Extract each line of the data below exactly as written.
++++++++++
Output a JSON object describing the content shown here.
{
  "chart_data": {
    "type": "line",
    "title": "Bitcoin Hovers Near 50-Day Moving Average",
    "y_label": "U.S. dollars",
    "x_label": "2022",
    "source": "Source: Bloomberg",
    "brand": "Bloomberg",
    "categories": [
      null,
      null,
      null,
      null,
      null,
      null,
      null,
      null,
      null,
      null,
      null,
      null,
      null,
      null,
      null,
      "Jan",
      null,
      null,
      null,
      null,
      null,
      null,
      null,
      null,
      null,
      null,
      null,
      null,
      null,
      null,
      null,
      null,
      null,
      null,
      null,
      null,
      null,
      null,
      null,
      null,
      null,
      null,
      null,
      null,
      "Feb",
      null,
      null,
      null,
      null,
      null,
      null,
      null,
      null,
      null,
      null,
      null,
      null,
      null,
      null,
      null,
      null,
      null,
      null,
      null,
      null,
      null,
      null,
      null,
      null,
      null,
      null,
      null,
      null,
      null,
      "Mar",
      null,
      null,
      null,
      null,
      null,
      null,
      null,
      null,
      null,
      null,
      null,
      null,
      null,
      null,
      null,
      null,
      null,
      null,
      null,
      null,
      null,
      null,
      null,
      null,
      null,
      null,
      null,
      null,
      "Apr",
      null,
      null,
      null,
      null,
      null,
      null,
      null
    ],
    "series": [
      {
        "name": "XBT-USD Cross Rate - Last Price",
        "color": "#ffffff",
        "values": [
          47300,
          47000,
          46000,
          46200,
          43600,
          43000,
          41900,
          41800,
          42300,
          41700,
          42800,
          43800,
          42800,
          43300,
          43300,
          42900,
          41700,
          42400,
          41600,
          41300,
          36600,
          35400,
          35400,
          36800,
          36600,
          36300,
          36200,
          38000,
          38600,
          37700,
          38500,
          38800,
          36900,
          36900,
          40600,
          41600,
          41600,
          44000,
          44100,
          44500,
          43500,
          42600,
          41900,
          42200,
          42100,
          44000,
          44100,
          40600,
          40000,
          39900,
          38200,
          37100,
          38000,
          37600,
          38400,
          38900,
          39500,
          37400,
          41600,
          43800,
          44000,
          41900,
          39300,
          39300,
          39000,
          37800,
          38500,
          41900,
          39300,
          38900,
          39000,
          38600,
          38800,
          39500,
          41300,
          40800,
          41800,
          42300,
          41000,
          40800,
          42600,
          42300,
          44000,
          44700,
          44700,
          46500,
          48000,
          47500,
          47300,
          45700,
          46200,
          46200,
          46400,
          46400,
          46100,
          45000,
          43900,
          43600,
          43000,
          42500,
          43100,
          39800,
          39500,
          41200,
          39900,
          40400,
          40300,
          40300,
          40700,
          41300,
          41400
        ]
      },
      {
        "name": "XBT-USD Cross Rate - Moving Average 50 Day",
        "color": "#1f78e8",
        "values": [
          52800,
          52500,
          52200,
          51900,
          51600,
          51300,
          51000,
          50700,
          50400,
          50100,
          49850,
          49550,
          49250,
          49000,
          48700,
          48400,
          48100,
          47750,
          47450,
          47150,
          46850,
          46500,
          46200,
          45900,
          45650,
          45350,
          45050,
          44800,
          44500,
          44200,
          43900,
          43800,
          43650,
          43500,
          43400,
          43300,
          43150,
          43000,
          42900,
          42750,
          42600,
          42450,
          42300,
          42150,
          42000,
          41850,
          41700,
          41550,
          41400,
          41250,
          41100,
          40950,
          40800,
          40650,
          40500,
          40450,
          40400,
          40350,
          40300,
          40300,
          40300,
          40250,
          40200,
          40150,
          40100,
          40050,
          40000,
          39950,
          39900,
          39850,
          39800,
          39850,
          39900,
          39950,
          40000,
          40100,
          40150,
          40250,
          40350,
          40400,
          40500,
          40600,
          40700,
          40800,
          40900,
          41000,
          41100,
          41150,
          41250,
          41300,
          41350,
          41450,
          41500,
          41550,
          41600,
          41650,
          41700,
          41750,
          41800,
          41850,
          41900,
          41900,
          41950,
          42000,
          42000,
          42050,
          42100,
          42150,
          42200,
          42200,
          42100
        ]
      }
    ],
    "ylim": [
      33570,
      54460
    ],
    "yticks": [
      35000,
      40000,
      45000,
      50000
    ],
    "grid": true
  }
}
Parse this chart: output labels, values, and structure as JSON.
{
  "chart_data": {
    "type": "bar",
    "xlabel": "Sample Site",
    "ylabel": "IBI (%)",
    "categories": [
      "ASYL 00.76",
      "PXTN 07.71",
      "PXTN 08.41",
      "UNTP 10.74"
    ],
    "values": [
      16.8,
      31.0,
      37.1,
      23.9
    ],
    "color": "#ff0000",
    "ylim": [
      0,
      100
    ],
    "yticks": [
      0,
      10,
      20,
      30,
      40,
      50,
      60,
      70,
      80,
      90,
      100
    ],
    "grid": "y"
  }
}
++++++++++
> [Solution to the exercise]
Output a JSON object describing the content shown here.
{
  "chart_data": {
    "type": "line",
    "title": "Bitcoin Hovers Near 50-Day Moving Average",
    "y_label": "U.S. dollars",
    "x_label": "2022",
    "source": "Source: Bloomberg",
    "brand": "Bloomberg",
    "categories": [
      null,
      null,
      null,
      null,
      null,
      null,
      null,
      null,
      null,
      null,
      null,
      null,
      null,
      null,
      null,
      "Jan",
      null,
      null,
      null,
      null,
      null,
      null,
      null,
      null,
      null,
      null,
      null,
      null,
      null,
      null,
      null,
      null,
      null,
      null,
      null,
      null,
      null,
      null,
      null,
      null,
      null,
      null,
      null,
      null,
      "Feb",
      null,
      null,
      null,
      null,
      null,
      null,
      null,
      null,
      null,
      null,
      null,
      null,
      null,
      null,
      null,
      null,
      null,
      null,
      null,
      null,
      null,
      null,
      null,
      null,
      null,
      null,
      null,
      null,
      null,
      "Mar",
      null,
      null,
      null,
      null,
      null,
      null,
      null,
      null,
      null,
      null,
      null,
      null,
      null,
      null,
      null,
      null,
      null,
      null,
      null,
      null,
      null,
      null,
      null,
      null,
      null,
      null,
      null,
      null,
      "Apr",
      null,
      null,
      null,
      null,
      null,
      null,
      null
    ],
    "series": [
      {
        "name": "XBT-USD Cross Rate - Last Price",
        "color": "#ffffff",
        "values": [
          47300,
          47000,
          46000,
          46200,
          43600,
          43000,
          41900,
          41800,
          42300,
          41700,
          42800,
          43800,
          42800,
          43300,
          43300,
          42900,
          41700,
          42400,
          41600,
          41300,
          36600,
          35400,
          35400,
          36800,
          36600,
          36300,
          36200,
          38000,
          38600,
          37700,
          38500,
          38800,
          36900,
          36900,
          40600,
          41600,
          41600,
          44000,
          44100,
          44500,
          43500,
          42600,
          41900,
          42200,
          42100,
          44000,
          44100,
          40600,
          40000,
          39900,
          38200,
          37100,
          38000,
          37600,
          38400,
          38900,
          39500,
          37400,
          41600,
          43800,
          44000,
          41900,
          39300,
          39300,
          39000,
          37800,
          38500,
          41900,
          39300,
          38900,
          39000,
          38600,
          38800,
          39500,
          41300,
          40800,
          41800,
          42300,
          41000,
          40800,
          42600,
          42300,
          44000,
          44700,
          44700,
          46500,
          48000,
          47500,
          47300,
          45700,
          46200,
          46200,
          46400,
          46400,
          46100,
          45000,
          43900,
          43600,
          43000,
          42500,
          43100,
          39800,
          39500,
          41200,
          39900,
          40400,
          40300,
          40300,
          40700,
          41300,
          41400
        ]
      },
      {
        "name": "XBT-USD Cross Rate - Moving Average 50 Day",
        "color": "#1f78e8",
        "values": [
          52800,
          52500,
          52200,
          51900,
          51600,
          51300,
          51000,
          50700,
          50400,
          50100,
          49850,
          49550,
          49250,
          49000,
          48700,
          48400,
          48100,
          47750,
          47450,
          47150,
          46850,
          46500,
          46200,
          45900,
          45650,
          45350,
          45050,
          44800,
          44500,
          44200,
          43900,
          43800,
          43650,
          43500,
          43400,
          43300,
          43150,
          43000,
          42900,
          42750,
          42600,
          42450,
          42300,
          42150,
          42000,
          41850,
          41700,
          41550,
          41400,
          41250,
          41100,
          40950,
          40800,
          40650,
          40500,
          40450,
          40400,
          40350,
          40300,
          40300,
          40300,
          40250,
          40200,
          40150,
          40100,
          40050,
          40000,
          39950,
          39900,
          39850,
          39800,
          39850,
          39900,
          39950,
          40000,
          40100,
          40150,
          40250,
          40350,
          40400,
          40500,
          40600,
          40700,
          40800,
          40900,
          41000,
          41100,
          41150,
          41250,
          41300,
          41350,
          41450,
          41500,
          41550,
          41600,
          41650,
          41700,
          41750,
          41800,
          41850,
          41900,
          41900,
          41950,
          42000,
          42000,
          42050,
          42100,
          42150,
          42200,
          42200,
          42100
        ]
      }
    ],
    "ylim": [
      33570,
      54460
    ],
    "yticks": [
      35000,
      40000,
      45000,
      50000
    ],
    "grid": true
  }
}
Parse this chart: output labels, values, and structure as JSON.
{
  "chart_data": {
    "type": "bar",
    "xlabel": "Sample Site",
    "ylabel": "IBI (%)",
    "categories": [
      "ASYL 00.76",
      "PXTN 07.71",
      "PXTN 08.41",
      "UNTP 10.74"
    ],
    "values": [
      16.8,
      31.0,
      37.1,
      23.9
    ],
    "color": "#ff0000",
    "ylim": [
      0,
      100
    ],
    "yticks": [
      0,
      10,
      20,
      30,
      40,
      50,
      60,
      70,
      80,
      90,
      100
    ],
    "grid": "y"
  }
}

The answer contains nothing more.